● **RAW RECORDS**:

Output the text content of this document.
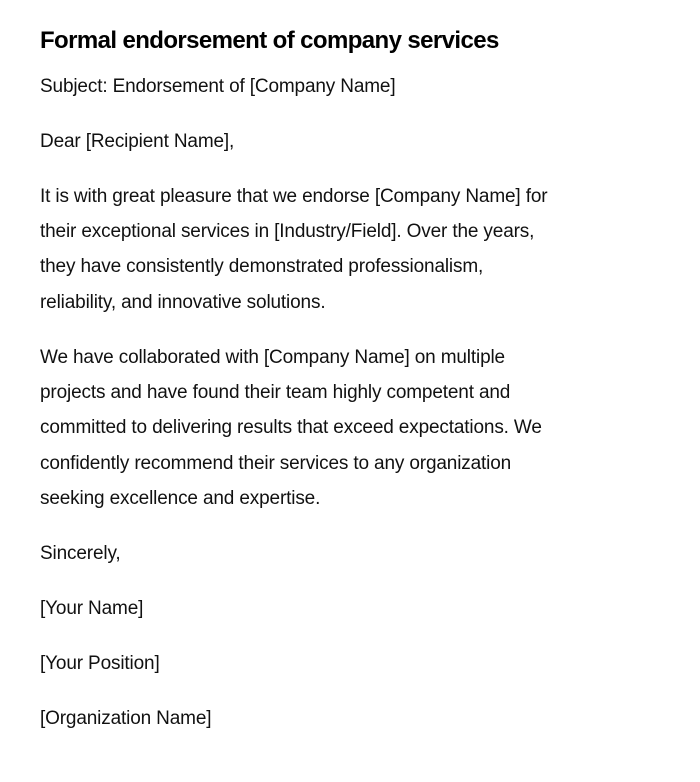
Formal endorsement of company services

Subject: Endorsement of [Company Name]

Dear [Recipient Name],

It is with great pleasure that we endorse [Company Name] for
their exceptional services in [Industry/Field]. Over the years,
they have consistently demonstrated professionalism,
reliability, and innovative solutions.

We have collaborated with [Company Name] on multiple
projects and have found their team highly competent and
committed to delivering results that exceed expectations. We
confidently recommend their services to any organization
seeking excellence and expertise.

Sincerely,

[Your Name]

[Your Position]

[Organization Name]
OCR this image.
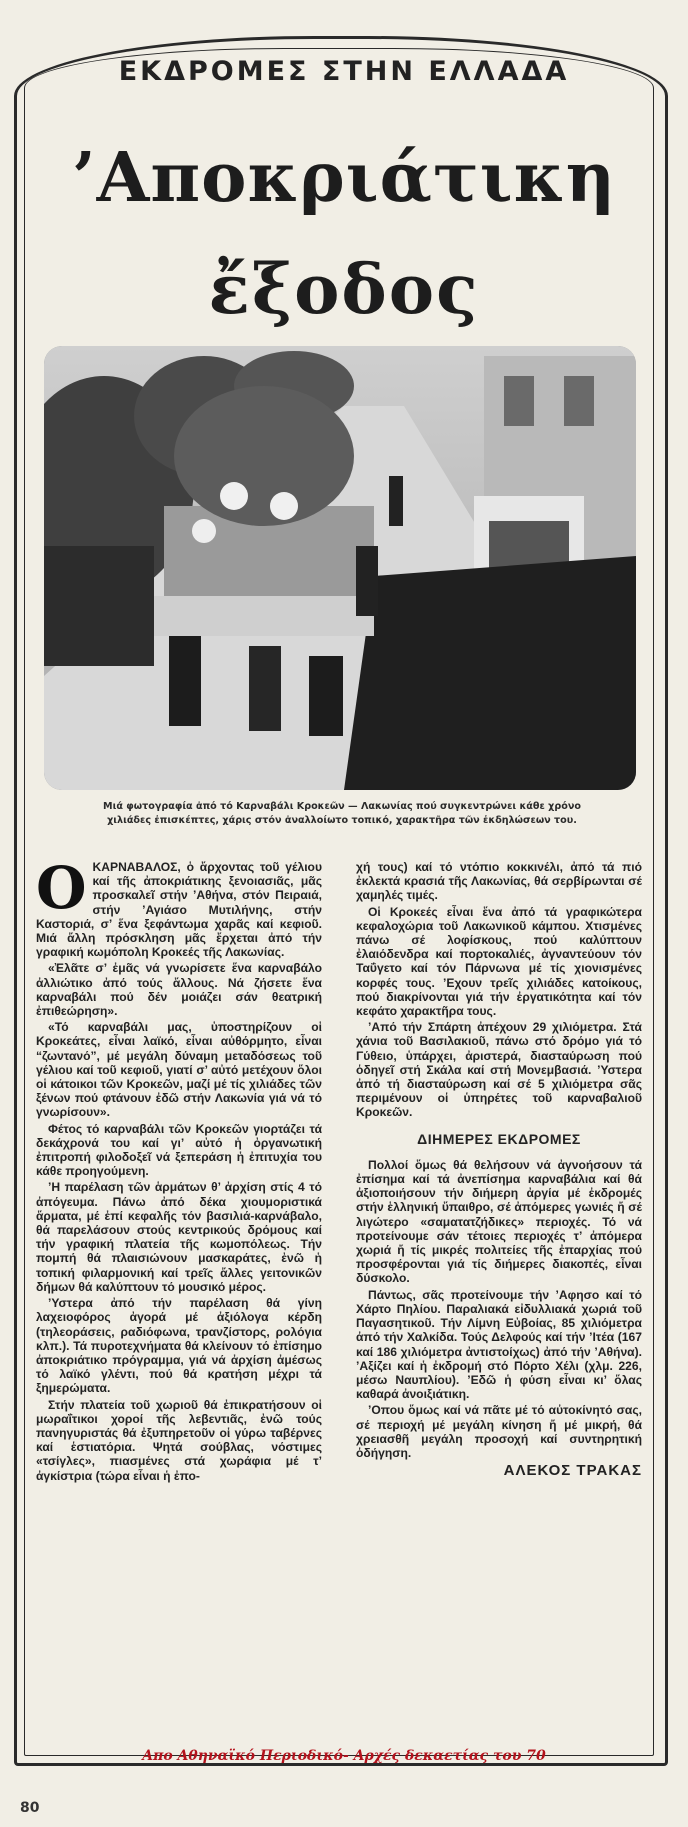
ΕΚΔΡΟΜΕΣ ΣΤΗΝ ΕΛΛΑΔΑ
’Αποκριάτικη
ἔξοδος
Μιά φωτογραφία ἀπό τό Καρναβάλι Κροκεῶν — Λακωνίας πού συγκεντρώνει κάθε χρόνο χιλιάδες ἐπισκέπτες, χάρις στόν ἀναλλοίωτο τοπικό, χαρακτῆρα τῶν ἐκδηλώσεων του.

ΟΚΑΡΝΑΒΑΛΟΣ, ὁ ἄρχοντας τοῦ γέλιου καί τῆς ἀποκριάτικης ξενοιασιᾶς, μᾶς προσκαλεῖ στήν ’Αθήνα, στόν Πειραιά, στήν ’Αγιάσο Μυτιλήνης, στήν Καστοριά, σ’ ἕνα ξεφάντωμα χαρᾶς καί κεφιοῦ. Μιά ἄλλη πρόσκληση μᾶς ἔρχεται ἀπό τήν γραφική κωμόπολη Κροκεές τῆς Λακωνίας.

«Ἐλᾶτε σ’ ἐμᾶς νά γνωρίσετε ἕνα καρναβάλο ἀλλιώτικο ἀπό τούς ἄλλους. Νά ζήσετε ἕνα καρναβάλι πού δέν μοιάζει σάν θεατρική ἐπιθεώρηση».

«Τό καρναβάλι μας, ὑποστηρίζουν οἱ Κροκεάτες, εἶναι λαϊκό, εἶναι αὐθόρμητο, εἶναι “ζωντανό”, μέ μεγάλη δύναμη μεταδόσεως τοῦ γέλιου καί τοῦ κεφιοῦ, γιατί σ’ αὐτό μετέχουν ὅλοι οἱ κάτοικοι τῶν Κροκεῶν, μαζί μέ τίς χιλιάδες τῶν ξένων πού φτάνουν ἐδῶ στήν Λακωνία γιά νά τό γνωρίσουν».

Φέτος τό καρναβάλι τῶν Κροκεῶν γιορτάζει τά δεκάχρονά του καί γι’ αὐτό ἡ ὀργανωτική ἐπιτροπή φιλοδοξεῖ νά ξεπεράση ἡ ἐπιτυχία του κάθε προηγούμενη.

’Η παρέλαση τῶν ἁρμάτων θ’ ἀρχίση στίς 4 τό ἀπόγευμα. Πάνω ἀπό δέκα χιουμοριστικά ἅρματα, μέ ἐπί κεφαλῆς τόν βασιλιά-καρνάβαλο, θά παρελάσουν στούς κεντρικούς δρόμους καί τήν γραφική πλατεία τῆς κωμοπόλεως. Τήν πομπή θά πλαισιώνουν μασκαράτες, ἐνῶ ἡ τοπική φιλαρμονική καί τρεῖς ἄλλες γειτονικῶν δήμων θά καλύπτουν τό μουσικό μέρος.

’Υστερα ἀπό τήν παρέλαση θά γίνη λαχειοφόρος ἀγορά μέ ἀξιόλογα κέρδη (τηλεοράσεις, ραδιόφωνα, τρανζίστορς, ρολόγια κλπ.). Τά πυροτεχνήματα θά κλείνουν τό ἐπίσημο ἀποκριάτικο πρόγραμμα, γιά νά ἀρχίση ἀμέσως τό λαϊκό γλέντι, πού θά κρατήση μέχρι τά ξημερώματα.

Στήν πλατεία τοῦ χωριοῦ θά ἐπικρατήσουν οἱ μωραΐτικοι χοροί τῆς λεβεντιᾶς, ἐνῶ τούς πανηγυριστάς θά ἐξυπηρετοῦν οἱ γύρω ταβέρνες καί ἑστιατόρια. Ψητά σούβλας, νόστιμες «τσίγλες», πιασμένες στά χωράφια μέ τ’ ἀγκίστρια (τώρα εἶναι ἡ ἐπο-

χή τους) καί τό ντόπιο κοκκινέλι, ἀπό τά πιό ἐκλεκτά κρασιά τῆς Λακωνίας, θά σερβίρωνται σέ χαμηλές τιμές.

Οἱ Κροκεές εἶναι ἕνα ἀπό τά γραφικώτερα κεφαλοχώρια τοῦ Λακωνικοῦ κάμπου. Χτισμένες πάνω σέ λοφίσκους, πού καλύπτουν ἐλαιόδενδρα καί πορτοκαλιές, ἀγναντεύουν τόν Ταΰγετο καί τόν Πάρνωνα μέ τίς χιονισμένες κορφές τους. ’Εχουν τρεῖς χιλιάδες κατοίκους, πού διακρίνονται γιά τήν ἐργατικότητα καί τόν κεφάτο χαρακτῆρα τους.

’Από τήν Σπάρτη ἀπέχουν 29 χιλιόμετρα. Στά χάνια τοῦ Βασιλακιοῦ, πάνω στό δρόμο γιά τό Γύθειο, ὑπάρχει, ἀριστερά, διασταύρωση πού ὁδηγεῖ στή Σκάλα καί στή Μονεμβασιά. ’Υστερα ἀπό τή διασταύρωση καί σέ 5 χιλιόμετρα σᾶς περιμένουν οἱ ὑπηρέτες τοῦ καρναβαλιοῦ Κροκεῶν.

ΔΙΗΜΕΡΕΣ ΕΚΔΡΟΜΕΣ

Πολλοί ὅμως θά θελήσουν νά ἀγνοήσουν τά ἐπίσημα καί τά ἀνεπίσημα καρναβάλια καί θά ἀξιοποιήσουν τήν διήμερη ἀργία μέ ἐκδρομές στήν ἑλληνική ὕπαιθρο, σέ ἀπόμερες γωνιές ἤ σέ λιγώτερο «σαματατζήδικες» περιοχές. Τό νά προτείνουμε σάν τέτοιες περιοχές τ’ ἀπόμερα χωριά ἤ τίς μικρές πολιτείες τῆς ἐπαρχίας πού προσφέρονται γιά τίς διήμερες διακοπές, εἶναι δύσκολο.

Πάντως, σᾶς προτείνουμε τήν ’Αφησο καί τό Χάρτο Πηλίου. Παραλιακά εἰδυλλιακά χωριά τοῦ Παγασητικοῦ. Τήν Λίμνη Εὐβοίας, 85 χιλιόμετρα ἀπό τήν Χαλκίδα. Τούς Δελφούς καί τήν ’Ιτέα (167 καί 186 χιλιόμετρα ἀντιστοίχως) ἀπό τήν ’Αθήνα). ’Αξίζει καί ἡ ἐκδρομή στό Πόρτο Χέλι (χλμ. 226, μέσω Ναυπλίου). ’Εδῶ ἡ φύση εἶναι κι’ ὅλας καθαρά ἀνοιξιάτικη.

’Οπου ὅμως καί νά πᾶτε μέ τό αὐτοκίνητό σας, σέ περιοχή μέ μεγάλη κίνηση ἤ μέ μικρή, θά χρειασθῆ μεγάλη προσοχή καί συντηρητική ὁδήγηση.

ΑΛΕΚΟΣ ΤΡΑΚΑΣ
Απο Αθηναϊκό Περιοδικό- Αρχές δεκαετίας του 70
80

● **TASK STATEMENT**: Leave out the pictures and output every record above precisely as given.

● **TASK RESULT**:
Output the text content of this document.
Formal endorsement of company services

Subject: Endorsement of [Company Name]

Dear [Recipient Name],

It is with great pleasure that we endorse [Company Name] for
their exceptional services in [Industry/Field]. Over the years,
they have consistently demonstrated professionalism,
reliability, and innovative solutions.

We have collaborated with [Company Name] on multiple
projects and have found their team highly competent and
committed to delivering results that exceed expectations. We
confidently recommend their services to any organization
seeking excellence and expertise.

Sincerely,

[Your Name]

[Your Position]

[Organization Name]
OCR this image.
ΕΚΔΡΟΜΕΣ ΣΤΗΝ ΕΛΛΑΔΑ
’Αποκριάτικη
ἔξοδος
Μιά φωτογραφία ἀπό τό Καρναβάλι Κροκεῶν — Λακωνίας πού συγκεντρώνει κάθε χρόνο χιλιάδες ἐπισκέπτες, χάρις στόν ἀναλλοίωτο τοπικό, χαρακτῆρα τῶν ἐκδηλώσεων του.

ΟΚΑΡΝΑΒΑΛΟΣ, ὁ ἄρχοντας τοῦ γέλιου καί τῆς ἀποκριάτικης ξενοιασιᾶς, μᾶς προσκαλεῖ στήν ’Αθήνα, στόν Πειραιά, στήν ’Αγιάσο Μυτιλήνης, στήν Καστοριά, σ’ ἕνα ξεφάντωμα χαρᾶς καί κεφιοῦ. Μιά ἄλλη πρόσκληση μᾶς ἔρχεται ἀπό τήν γραφική κωμόπολη Κροκεές τῆς Λακωνίας.

«Ἐλᾶτε σ’ ἐμᾶς νά γνωρίσετε ἕνα καρναβάλο ἀλλιώτικο ἀπό τούς ἄλλους. Νά ζήσετε ἕνα καρναβάλι πού δέν μοιάζει σάν θεατρική ἐπιθεώρηση».

«Τό καρναβάλι μας, ὑποστηρίζουν οἱ Κροκεάτες, εἶναι λαϊκό, εἶναι αὐθόρμητο, εἶναι “ζωντανό”, μέ μεγάλη δύναμη μεταδόσεως τοῦ γέλιου καί τοῦ κεφιοῦ, γιατί σ’ αὐτό μετέχουν ὅλοι οἱ κάτοικοι τῶν Κροκεῶν, μαζί μέ τίς χιλιάδες τῶν ξένων πού φτάνουν ἐδῶ στήν Λακωνία γιά νά τό γνωρίσουν».

Φέτος τό καρναβάλι τῶν Κροκεῶν γιορτάζει τά δεκάχρονά του καί γι’ αὐτό ἡ ὀργανωτική ἐπιτροπή φιλοδοξεῖ νά ξεπεράση ἡ ἐπιτυχία του κάθε προηγούμενη.

’Η παρέλαση τῶν ἁρμάτων θ’ ἀρχίση στίς 4 τό ἀπόγευμα. Πάνω ἀπό δέκα χιουμοριστικά ἅρματα, μέ ἐπί κεφαλῆς τόν βασιλιά-καρνάβαλο, θά παρελάσουν στούς κεντρικούς δρόμους καί τήν γραφική πλατεία τῆς κωμοπόλεως. Τήν πομπή θά πλαισιώνουν μασκαράτες, ἐνῶ ἡ τοπική φιλαρμονική καί τρεῖς ἄλλες γειτονικῶν δήμων θά καλύπτουν τό μουσικό μέρος.

’Υστερα ἀπό τήν παρέλαση θά γίνη λαχειοφόρος ἀγορά μέ ἀξιόλογα κέρδη (τηλεοράσεις, ραδιόφωνα, τρανζίστορς, ρολόγια κλπ.). Τά πυροτεχνήματα θά κλείνουν τό ἐπίσημο ἀποκριάτικο πρόγραμμα, γιά νά ἀρχίση ἀμέσως τό λαϊκό γλέντι, πού θά κρατήση μέχρι τά ξημερώματα.

Στήν πλατεία τοῦ χωριοῦ θά ἐπικρατήσουν οἱ μωραΐτικοι χοροί τῆς λεβεντιᾶς, ἐνῶ τούς πανηγυριστάς θά ἐξυπηρετοῦν οἱ γύρω ταβέρνες καί ἑστιατόρια. Ψητά σούβλας, νόστιμες «τσίγλες», πιασμένες στά χωράφια μέ τ’ ἀγκίστρια (τώρα εἶναι ἡ ἐπο-

χή τους) καί τό ντόπιο κοκκινέλι, ἀπό τά πιό ἐκλεκτά κρασιά τῆς Λακωνίας, θά σερβίρωνται σέ χαμηλές τιμές.

Οἱ Κροκεές εἶναι ἕνα ἀπό τά γραφικώτερα κεφαλοχώρια τοῦ Λακωνικοῦ κάμπου. Χτισμένες πάνω σέ λοφίσκους, πού καλύπτουν ἐλαιόδενδρα καί πορτοκαλιές, ἀγναντεύουν τόν Ταΰγετο καί τόν Πάρνωνα μέ τίς χιονισμένες κορφές τους. ’Εχουν τρεῖς χιλιάδες κατοίκους, πού διακρίνονται γιά τήν ἐργατικότητα καί τόν κεφάτο χαρακτῆρα τους.

’Από τήν Σπάρτη ἀπέχουν 29 χιλιόμετρα. Στά χάνια τοῦ Βασιλακιοῦ, πάνω στό δρόμο γιά τό Γύθειο, ὑπάρχει, ἀριστερά, διασταύρωση πού ὁδηγεῖ στή Σκάλα καί στή Μονεμβασιά. ’Υστερα ἀπό τή διασταύρωση καί σέ 5 χιλιόμετρα σᾶς περιμένουν οἱ ὑπηρέτες τοῦ καρναβαλιοῦ Κροκεῶν.

ΔΙΗΜΕΡΕΣ ΕΚΔΡΟΜΕΣ

Πολλοί ὅμως θά θελήσουν νά ἀγνοήσουν τά ἐπίσημα καί τά ἀνεπίσημα καρναβάλια καί θά ἀξιοποιήσουν τήν διήμερη ἀργία μέ ἐκδρομές στήν ἑλληνική ὕπαιθρο, σέ ἀπόμερες γωνιές ἤ σέ λιγώτερο «σαματατζήδικες» περιοχές. Τό νά προτείνουμε σάν τέτοιες περιοχές τ’ ἀπόμερα χωριά ἤ τίς μικρές πολιτείες τῆς ἐπαρχίας πού προσφέρονται γιά τίς διήμερες διακοπές, εἶναι δύσκολο.

Πάντως, σᾶς προτείνουμε τήν ’Αφησο καί τό Χάρτο Πηλίου. Παραλιακά εἰδυλλιακά χωριά τοῦ Παγασητικοῦ. Τήν Λίμνη Εὐβοίας, 85 χιλιόμετρα ἀπό τήν Χαλκίδα. Τούς Δελφούς καί τήν ’Ιτέα (167 καί 186 χιλιόμετρα ἀντιστοίχως) ἀπό τήν ’Αθήνα). ’Αξίζει καί ἡ ἐκδρομή στό Πόρτο Χέλι (χλμ. 226, μέσω Ναυπλίου). ’Εδῶ ἡ φύση εἶναι κι’ ὅλας καθαρά ἀνοιξιάτικη.

’Οπου ὅμως καί νά πᾶτε μέ τό αὐτοκίνητό σας, σέ περιοχή μέ μεγάλη κίνηση ἤ μέ μικρή, θά χρειασθῆ μεγάλη προσοχή καί συντηρητική ὁδήγηση.

ΑΛΕΚΟΣ ΤΡΑΚΑΣ
Απο Αθηναϊκό Περιοδικό- Αρχές δεκαετίας του 70
80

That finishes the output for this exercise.